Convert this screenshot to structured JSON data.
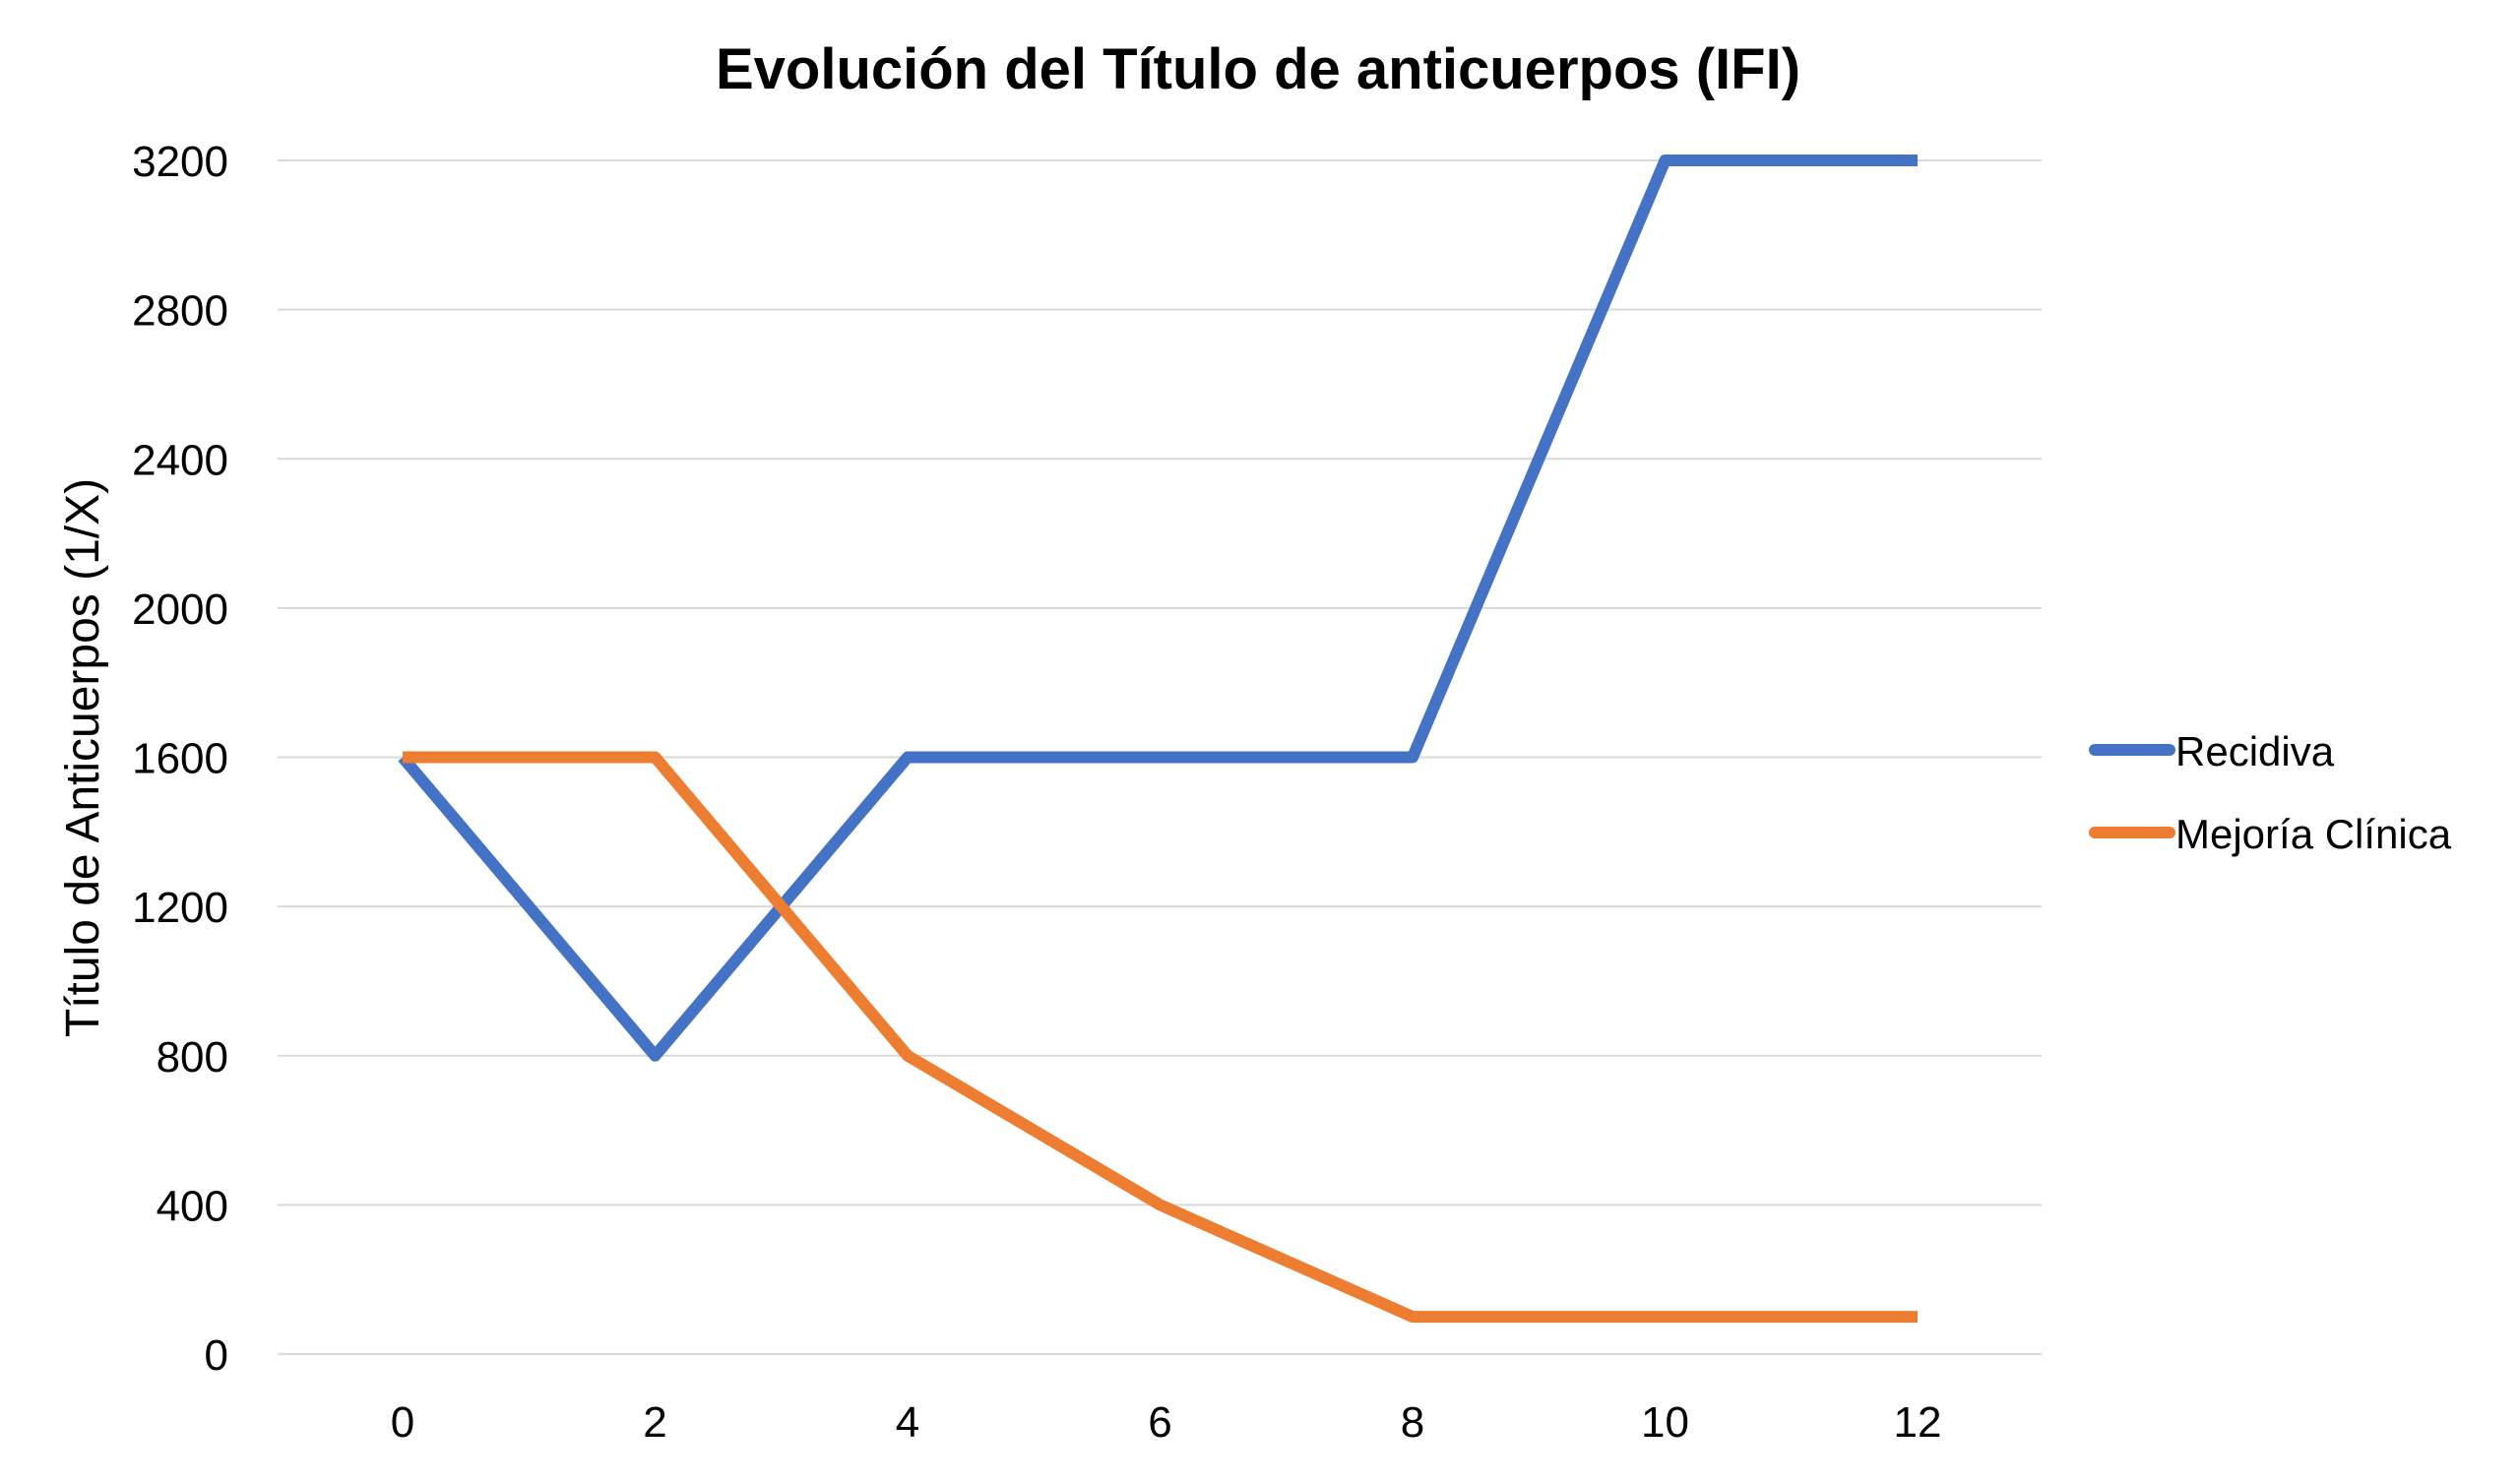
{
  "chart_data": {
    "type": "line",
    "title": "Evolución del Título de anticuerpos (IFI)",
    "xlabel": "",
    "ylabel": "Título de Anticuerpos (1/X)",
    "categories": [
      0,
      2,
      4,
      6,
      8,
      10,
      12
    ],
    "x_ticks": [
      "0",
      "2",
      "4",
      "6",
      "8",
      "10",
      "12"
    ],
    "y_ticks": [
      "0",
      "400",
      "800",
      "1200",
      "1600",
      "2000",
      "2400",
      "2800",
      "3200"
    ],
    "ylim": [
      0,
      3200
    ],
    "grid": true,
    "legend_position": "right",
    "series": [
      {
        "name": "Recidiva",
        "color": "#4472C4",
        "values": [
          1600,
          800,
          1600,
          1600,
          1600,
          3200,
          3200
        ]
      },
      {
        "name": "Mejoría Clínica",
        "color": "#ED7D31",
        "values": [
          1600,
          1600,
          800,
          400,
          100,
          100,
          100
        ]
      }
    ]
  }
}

==

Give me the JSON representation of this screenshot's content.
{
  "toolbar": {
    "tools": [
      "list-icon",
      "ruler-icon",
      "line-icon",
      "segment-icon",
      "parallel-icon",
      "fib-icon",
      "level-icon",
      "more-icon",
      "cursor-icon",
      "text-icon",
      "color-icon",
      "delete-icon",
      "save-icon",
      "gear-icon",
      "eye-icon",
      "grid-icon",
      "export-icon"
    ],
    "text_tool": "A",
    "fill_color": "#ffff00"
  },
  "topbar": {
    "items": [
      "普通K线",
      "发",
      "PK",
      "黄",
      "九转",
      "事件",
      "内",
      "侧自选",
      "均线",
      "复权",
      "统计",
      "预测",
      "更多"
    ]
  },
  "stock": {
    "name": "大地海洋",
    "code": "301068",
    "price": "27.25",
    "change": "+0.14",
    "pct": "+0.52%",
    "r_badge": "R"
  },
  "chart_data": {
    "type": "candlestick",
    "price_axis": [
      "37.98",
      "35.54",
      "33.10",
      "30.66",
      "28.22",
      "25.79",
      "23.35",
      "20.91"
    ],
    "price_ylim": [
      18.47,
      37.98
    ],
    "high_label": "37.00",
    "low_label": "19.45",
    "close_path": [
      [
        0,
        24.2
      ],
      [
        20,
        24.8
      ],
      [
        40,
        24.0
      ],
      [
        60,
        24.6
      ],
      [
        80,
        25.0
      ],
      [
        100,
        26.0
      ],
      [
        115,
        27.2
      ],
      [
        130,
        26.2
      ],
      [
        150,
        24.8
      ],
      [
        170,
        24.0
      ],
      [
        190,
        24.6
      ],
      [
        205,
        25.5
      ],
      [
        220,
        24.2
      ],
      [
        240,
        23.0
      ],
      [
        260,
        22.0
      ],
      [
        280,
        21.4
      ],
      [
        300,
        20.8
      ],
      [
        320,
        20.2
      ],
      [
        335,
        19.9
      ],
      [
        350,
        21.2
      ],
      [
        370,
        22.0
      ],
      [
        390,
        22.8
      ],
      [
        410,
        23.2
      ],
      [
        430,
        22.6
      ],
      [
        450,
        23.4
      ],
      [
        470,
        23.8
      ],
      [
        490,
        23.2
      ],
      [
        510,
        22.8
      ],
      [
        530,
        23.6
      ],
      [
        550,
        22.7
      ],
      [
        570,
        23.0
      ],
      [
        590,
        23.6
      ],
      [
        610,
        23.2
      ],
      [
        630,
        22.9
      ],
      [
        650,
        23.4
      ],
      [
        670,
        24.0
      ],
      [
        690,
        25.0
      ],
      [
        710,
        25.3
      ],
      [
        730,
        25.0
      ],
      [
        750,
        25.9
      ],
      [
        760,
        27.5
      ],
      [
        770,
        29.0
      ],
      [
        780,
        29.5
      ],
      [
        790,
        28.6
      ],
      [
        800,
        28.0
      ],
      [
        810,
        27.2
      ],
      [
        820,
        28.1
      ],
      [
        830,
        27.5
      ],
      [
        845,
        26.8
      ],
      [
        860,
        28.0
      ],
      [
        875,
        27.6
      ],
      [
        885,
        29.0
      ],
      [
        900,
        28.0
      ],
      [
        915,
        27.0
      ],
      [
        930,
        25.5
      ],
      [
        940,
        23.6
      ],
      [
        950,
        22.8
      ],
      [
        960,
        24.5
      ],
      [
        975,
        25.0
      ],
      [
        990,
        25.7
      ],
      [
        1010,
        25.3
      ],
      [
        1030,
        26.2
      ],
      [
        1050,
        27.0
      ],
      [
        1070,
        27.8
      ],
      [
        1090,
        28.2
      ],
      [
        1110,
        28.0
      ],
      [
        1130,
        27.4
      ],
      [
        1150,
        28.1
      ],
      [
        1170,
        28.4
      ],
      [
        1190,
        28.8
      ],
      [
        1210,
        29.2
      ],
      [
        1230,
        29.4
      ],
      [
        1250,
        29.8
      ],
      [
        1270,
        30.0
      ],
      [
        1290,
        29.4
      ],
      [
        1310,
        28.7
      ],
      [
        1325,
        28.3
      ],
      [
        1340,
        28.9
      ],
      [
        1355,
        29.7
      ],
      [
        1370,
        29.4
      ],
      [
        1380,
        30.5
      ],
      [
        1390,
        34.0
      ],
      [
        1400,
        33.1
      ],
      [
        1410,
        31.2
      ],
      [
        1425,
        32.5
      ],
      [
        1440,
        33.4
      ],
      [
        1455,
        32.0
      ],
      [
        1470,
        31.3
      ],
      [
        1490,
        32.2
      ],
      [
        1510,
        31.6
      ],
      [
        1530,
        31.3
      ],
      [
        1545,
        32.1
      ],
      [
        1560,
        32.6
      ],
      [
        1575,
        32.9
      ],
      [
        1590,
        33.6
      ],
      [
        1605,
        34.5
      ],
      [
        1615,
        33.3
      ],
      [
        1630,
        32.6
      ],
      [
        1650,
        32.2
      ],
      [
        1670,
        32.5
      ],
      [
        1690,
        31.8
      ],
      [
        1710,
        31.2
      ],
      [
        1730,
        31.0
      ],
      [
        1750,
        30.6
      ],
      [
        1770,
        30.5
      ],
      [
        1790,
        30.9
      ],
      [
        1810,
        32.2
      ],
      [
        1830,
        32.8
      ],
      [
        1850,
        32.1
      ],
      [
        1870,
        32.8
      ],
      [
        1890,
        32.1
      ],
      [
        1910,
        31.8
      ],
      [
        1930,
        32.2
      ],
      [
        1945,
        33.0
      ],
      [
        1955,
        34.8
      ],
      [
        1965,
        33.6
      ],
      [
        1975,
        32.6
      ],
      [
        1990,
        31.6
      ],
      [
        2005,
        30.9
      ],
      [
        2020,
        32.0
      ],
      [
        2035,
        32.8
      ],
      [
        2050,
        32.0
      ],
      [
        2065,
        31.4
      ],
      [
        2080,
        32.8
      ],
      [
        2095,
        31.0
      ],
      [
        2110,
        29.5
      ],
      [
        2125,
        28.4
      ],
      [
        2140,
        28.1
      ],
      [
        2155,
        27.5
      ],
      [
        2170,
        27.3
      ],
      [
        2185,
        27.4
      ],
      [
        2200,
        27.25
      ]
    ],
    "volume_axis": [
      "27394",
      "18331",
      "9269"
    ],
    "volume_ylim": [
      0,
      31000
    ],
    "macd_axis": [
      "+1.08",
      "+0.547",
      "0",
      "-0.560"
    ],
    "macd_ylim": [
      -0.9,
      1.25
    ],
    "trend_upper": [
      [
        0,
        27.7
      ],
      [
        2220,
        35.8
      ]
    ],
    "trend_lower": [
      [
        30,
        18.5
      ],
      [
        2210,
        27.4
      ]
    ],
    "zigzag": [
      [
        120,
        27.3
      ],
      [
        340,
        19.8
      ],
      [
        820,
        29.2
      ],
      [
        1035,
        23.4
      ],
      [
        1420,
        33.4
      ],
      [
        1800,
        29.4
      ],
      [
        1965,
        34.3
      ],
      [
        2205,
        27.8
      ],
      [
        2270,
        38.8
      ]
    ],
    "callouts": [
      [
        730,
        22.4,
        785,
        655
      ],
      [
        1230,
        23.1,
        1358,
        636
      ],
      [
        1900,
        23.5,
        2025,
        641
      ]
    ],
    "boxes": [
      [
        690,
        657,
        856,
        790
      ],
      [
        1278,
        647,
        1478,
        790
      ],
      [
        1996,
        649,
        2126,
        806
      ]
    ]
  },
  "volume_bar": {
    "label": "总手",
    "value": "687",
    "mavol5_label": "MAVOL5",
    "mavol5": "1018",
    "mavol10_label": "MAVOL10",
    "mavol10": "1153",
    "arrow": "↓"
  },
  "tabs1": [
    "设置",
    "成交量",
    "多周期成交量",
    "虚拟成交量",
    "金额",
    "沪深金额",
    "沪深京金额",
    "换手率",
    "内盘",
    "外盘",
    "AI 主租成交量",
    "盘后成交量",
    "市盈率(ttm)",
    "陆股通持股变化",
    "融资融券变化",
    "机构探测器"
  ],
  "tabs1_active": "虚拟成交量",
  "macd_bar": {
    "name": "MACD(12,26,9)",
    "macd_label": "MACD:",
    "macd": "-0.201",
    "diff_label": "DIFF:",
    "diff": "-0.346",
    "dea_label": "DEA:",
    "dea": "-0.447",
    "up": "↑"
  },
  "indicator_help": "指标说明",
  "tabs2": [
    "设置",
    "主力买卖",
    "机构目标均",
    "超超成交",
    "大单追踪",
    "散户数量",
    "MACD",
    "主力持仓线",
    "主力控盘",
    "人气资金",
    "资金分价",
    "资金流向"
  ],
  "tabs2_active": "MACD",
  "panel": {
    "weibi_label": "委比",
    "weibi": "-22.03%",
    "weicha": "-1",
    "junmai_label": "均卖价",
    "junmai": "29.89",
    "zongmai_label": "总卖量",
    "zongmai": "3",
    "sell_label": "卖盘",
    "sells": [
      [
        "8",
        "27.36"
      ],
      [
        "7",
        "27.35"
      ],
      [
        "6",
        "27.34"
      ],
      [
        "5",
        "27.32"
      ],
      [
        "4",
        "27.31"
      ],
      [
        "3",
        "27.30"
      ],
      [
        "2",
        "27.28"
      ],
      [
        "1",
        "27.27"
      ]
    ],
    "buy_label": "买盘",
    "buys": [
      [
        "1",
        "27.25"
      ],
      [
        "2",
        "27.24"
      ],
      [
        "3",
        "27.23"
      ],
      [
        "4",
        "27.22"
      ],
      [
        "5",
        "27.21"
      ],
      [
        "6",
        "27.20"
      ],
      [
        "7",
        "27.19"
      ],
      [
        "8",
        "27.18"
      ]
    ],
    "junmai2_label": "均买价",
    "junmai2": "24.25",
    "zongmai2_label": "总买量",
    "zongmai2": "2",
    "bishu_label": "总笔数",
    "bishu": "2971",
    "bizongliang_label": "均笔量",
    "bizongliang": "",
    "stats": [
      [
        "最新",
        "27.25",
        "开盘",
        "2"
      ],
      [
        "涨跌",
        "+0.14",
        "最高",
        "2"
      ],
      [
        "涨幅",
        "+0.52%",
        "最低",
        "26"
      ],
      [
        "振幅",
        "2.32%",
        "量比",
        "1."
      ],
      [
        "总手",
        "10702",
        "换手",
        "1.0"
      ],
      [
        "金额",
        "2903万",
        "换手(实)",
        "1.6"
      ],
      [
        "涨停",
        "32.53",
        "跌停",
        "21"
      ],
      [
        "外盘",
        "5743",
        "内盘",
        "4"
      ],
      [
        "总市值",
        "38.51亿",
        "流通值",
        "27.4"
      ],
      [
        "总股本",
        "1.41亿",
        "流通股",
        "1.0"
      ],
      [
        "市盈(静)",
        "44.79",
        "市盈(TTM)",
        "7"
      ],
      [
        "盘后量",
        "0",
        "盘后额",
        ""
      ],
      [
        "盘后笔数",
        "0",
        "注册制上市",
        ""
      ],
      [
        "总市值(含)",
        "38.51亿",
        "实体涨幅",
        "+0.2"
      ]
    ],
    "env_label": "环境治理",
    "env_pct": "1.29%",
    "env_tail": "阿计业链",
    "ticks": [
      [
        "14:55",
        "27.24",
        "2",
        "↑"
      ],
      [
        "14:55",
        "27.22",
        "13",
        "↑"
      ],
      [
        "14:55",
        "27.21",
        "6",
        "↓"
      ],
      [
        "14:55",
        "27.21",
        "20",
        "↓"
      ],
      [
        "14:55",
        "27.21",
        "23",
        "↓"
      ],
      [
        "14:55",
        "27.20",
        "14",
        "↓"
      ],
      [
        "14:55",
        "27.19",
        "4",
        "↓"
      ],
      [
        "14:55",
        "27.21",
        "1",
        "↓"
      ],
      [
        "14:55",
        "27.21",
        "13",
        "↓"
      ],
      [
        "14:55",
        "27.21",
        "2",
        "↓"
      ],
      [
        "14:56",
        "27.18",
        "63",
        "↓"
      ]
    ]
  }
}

TO BE DONE :: Out of the preceding entries, pull every line containing the string "JSON".

TASK OUTPUT ::
Convert this screenshot to structured JSON data.
Give me the JSON representation of this screenshot's content.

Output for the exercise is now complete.